**Written exercise**: Copy every line in the records below that contains the word "subtitle".

**Extracted information**:
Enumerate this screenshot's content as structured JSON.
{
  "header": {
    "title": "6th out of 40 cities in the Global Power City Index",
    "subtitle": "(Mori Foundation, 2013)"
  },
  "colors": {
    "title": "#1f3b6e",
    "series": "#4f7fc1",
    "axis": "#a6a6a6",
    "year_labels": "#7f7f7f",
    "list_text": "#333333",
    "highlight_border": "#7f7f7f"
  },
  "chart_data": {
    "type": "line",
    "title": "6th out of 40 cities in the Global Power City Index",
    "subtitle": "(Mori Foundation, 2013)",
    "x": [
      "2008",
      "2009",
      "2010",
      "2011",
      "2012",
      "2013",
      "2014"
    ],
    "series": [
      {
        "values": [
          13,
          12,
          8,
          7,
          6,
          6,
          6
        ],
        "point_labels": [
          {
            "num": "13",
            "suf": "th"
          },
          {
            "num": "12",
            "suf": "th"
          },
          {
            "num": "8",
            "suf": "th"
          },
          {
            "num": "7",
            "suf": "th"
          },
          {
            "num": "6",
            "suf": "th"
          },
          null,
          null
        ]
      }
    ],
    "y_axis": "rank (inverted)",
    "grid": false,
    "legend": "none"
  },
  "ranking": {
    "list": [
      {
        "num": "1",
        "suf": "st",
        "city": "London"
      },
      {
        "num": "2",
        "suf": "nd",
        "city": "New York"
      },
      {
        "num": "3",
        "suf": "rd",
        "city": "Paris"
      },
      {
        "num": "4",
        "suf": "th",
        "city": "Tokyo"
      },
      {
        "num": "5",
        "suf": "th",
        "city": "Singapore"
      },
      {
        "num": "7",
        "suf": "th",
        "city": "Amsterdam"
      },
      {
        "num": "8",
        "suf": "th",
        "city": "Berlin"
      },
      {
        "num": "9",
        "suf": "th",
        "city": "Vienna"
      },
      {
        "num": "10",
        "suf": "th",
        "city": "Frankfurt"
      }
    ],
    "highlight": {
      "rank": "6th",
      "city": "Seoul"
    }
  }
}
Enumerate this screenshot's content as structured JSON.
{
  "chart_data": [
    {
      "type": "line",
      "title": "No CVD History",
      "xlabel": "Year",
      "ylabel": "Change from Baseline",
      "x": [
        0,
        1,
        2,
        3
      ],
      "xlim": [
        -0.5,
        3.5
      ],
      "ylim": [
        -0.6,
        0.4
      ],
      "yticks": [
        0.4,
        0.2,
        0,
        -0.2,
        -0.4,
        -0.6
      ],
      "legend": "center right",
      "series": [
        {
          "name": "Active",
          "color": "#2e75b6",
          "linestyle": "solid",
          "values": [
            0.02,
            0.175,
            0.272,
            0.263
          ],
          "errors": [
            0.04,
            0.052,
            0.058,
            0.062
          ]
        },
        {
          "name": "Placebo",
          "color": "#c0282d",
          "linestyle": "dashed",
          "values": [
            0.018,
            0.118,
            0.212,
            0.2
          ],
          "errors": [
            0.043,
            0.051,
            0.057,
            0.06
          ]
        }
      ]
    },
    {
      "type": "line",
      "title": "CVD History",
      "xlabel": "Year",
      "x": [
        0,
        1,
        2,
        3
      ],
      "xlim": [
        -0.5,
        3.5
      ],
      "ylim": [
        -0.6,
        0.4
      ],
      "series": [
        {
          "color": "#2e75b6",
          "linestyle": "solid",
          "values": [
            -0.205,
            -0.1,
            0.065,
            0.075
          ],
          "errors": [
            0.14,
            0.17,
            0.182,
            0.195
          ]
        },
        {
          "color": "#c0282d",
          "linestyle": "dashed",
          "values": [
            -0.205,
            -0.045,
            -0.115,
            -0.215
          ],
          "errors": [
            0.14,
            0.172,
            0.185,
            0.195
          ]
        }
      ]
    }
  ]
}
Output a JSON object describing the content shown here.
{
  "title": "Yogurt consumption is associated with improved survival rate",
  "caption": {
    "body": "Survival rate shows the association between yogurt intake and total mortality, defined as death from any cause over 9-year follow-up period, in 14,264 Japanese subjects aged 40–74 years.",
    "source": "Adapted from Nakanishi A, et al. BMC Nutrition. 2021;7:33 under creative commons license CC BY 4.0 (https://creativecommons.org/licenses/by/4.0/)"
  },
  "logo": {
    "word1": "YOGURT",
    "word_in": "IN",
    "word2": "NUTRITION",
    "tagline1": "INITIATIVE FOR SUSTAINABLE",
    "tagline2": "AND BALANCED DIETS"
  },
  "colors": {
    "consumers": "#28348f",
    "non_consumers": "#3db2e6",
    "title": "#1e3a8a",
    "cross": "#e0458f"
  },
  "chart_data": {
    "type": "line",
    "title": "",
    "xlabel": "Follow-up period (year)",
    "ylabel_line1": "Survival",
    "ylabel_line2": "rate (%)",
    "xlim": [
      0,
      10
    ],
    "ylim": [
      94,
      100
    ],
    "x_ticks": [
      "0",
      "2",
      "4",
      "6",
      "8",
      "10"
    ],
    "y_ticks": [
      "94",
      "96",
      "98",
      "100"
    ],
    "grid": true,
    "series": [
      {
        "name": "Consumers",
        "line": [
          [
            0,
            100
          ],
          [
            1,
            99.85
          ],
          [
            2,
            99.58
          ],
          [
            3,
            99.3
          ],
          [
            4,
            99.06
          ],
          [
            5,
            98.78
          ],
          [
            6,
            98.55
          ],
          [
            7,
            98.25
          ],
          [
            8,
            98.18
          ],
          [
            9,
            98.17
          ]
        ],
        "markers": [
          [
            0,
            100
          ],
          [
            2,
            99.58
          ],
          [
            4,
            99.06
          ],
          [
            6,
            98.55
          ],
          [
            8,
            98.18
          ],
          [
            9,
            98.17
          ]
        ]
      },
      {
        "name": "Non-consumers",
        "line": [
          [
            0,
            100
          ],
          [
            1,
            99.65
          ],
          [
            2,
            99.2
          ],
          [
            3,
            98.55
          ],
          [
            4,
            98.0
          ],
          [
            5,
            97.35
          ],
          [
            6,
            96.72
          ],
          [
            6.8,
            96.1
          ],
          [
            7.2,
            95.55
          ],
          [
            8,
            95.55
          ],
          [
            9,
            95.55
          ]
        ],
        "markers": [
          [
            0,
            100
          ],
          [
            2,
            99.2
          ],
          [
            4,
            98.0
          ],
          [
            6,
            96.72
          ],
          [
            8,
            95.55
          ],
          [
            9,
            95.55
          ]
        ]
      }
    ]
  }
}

**Solution to this exercise**:
    "subtitle": "(Mori Foundation, 2013)"
    "subtitle": "(Mori Foundation, 2013)",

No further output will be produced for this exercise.